No es cosa nueva ni existe político en el mundo ajeno a las maniobras de la imagen, pero no por frecuente deja de ser hilarante en extremo. En verdad, el problema no es el descubrimiento simbólico de un país ganador, victorioso, sino la exageración, el fallido y fácil aprovechamiento del deporte, la falsedad del entusiasmo con el cual se quiere decorar una gestión administrativa y de supuesta conducción nacional en lo social y hasta lo histórico.

 

Ese discurso podría haber sido dicho en cualquier otra ocasión. Pero en ésta la emoción se desbordó hasta grados insólitos. Pero la nube de la adversidad oscureció el cielo de la efímera alegría mexicana.

 

Indudablemente una de las más bellas canciones contemporáneas se debe al talento de Óscar Chávez. Contiene un verso en el cual se narran los estragos de la desilusión. “…la ternura se niega conmigo… la amargura me sigue y la sigo…”

 

Y eso nos pasa –como país–, con demasiada frecuencia.

 

Caminamos de tropiezo en fracaso y de emoción en desventura. Apenas encendemos los cohetes del jolgorio cuando ya se nos viene encima la lluvia del desconsuelo.

Registros de anotación de regiones
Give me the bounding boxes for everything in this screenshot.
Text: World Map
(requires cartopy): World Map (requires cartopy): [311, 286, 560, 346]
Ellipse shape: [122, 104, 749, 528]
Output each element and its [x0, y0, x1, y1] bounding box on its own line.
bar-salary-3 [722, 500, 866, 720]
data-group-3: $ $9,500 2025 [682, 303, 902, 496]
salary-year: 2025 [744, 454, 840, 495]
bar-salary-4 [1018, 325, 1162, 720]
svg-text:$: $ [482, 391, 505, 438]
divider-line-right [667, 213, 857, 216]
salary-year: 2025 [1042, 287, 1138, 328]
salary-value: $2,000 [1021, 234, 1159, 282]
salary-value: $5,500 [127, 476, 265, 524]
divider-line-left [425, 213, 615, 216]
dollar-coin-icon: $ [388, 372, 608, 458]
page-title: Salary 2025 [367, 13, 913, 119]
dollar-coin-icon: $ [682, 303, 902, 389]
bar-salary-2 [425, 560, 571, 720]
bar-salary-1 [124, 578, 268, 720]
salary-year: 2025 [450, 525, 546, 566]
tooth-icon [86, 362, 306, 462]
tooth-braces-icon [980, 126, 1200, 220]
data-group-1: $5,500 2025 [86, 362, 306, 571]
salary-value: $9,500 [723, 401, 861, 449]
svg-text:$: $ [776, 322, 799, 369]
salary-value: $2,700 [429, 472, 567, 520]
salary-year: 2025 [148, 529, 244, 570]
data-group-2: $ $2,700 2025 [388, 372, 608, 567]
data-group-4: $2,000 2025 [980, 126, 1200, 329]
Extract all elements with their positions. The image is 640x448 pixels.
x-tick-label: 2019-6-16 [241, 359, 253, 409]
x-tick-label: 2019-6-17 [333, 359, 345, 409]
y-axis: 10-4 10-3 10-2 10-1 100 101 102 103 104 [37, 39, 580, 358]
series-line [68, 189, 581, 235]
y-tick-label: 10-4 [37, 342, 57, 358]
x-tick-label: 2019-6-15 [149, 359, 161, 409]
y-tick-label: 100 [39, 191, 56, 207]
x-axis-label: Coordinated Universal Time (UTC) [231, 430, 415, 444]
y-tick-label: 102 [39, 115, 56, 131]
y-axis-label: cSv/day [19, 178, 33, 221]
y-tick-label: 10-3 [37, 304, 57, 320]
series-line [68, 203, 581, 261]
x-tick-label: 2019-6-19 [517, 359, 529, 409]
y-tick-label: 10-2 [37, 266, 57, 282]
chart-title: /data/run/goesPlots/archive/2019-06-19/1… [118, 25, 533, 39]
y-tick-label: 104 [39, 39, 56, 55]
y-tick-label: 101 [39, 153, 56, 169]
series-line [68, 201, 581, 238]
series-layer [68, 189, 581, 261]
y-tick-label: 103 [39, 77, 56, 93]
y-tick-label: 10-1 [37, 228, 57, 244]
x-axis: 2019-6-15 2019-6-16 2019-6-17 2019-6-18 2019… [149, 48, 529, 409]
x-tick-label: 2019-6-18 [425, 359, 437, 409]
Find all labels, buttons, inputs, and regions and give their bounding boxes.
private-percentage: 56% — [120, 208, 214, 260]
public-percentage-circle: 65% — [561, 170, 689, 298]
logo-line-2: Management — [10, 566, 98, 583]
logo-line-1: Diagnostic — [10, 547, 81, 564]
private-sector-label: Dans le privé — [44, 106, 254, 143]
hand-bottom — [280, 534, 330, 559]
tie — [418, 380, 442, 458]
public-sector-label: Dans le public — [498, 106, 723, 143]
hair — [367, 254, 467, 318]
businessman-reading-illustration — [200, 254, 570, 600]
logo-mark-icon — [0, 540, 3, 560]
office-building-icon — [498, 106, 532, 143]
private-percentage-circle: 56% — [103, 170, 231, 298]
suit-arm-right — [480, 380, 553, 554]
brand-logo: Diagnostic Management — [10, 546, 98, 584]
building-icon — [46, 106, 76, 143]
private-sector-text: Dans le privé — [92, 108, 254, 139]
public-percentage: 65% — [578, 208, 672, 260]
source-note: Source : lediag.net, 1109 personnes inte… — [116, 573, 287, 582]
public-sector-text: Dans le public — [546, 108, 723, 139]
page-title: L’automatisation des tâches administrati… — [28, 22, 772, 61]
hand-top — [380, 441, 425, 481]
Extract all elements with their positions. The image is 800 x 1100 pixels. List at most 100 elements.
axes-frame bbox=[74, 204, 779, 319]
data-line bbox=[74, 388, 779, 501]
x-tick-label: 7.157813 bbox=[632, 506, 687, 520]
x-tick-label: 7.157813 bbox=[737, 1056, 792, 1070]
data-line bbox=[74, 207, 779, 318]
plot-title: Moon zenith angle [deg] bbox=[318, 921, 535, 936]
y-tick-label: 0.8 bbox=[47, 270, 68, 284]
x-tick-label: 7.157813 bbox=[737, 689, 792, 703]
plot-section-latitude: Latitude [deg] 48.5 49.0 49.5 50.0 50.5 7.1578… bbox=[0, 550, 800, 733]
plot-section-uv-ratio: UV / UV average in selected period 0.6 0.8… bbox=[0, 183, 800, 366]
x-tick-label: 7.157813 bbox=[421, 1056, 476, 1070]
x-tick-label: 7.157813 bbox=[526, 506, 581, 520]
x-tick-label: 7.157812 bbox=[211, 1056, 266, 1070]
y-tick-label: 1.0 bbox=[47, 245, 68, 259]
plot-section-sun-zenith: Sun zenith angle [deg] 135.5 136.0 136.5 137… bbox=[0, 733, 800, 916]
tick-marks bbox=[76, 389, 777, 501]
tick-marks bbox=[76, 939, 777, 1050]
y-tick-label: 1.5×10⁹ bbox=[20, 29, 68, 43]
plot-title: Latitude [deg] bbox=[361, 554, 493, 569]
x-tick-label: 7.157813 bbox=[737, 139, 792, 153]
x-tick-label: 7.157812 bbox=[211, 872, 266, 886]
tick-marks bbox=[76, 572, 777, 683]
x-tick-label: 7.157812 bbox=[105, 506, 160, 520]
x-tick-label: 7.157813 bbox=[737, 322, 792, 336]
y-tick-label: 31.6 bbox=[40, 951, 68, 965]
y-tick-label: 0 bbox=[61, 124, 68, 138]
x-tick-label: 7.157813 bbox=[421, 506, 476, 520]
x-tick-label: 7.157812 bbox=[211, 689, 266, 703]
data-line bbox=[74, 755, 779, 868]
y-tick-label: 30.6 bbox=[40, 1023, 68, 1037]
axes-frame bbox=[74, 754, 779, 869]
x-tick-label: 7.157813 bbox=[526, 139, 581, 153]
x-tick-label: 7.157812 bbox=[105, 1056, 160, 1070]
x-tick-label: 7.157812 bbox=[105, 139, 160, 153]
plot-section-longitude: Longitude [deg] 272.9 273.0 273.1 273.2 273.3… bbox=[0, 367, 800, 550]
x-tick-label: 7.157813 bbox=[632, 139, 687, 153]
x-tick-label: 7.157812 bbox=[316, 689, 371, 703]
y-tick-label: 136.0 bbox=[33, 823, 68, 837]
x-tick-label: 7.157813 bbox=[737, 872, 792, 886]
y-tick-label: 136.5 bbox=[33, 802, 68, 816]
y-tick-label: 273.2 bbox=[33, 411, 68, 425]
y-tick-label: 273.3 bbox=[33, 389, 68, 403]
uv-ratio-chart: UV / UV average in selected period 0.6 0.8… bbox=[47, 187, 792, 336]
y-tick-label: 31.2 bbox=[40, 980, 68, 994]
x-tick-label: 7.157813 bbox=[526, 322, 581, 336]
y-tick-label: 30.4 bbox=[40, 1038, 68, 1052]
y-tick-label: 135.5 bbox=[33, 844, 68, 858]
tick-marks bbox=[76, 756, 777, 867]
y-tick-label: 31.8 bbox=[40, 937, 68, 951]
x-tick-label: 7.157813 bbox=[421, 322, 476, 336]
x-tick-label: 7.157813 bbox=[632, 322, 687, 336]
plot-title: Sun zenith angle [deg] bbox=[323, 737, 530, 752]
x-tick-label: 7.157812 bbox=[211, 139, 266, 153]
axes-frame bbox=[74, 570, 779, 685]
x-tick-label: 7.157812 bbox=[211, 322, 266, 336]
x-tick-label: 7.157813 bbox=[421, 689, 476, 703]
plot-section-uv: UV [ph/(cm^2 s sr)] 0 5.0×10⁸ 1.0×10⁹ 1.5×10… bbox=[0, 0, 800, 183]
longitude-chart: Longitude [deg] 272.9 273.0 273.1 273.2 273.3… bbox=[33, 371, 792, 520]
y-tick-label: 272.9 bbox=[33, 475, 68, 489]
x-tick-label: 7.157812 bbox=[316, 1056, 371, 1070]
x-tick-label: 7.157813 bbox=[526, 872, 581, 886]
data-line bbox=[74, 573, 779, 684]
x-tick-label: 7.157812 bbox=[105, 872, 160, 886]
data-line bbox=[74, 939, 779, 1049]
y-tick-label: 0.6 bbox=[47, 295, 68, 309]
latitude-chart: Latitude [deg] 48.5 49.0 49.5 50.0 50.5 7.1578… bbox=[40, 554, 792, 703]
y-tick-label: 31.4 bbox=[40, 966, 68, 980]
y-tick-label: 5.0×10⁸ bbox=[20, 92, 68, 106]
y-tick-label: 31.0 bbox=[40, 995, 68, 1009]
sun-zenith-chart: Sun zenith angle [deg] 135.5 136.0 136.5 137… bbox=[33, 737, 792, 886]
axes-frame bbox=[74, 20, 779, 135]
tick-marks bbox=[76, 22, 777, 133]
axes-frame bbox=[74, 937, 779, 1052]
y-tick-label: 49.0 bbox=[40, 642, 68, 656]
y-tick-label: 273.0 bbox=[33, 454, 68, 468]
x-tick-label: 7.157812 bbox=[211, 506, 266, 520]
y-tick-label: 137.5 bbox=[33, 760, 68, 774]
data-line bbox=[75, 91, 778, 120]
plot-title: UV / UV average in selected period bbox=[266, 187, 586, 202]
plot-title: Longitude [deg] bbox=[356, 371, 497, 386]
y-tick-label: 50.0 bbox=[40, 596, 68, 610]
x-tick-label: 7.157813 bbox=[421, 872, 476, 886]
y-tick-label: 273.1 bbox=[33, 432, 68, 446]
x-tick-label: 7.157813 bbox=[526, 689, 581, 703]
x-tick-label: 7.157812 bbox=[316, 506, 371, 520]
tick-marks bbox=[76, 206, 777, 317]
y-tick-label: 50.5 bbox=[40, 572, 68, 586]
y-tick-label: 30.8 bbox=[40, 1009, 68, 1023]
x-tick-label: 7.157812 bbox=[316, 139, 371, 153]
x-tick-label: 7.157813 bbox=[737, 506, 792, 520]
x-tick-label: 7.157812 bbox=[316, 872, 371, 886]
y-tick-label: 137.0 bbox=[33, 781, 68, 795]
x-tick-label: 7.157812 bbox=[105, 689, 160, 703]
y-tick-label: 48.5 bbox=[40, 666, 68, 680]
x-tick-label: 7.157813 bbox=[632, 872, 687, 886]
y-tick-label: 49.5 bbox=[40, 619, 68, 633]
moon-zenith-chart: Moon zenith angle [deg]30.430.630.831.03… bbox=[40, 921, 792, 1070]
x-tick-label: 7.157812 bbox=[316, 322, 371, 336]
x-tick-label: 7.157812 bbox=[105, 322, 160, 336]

* _Tarea a realizar_:
Reescribe de forma más breve el párrafo del texto que empieza con «No es cosa nueva» y conserva sus ideas principales.

* _Respuesta al ejercicio_:
Ningún político es ajeno a las maniobras de imagen, algo frecuente pero muy hilarante. El problema no es presentar simbólicamente un país ganador, sino la exageración, el aprovechamiento fácil y fallido del deporte y el entusiasmo falso con que se quiere adornar una gestión administrativa y una supuesta conducción nacional en lo social e incluso en lo histórico.